### Objective
Extract the full set of records, then give each one again exactly.

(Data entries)
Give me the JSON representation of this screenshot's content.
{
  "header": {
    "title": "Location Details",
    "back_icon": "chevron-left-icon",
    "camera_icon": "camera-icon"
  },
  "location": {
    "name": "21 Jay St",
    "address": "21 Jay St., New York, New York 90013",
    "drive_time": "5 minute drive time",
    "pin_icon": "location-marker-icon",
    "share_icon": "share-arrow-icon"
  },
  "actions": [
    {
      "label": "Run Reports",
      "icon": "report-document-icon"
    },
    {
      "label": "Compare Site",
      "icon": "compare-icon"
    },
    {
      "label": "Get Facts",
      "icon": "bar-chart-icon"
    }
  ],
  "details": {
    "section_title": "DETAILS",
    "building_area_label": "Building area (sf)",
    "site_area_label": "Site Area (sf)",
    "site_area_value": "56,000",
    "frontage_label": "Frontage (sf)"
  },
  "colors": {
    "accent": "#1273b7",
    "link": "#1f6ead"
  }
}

### Output for this exercise
Give me the JSON representation of this screenshot's content.
{
  "header": {
    "title": "Location Details",
    "back_icon": "chevron-left-icon",
    "camera_icon": "camera-icon"
  },
  "location": {
    "name": "21 Jay St",
    "address": "21 Jay St., New York, New York 90013",
    "drive_time": "5 minute drive time",
    "pin_icon": "location-marker-icon",
    "share_icon": "share-arrow-icon"
  },
  "actions": [
    {
      "label": "Run Reports",
      "icon": "report-document-icon"
    },
    {
      "label": "Compare Site",
      "icon": "compare-icon"
    },
    {
      "label": "Get Facts",
      "icon": "bar-chart-icon"
    }
  ],
  "details": {
    "section_title": "DETAILS",
    "building_area_label": "Building area (sf)",
    "site_area_label": "Site Area (sf)",
    "site_area_value": "56,000",
    "frontage_label": "Frontage (sf)"
  },
  "colors": {
    "accent": "#1273b7",
    "link": "#1f6ead"
  }
}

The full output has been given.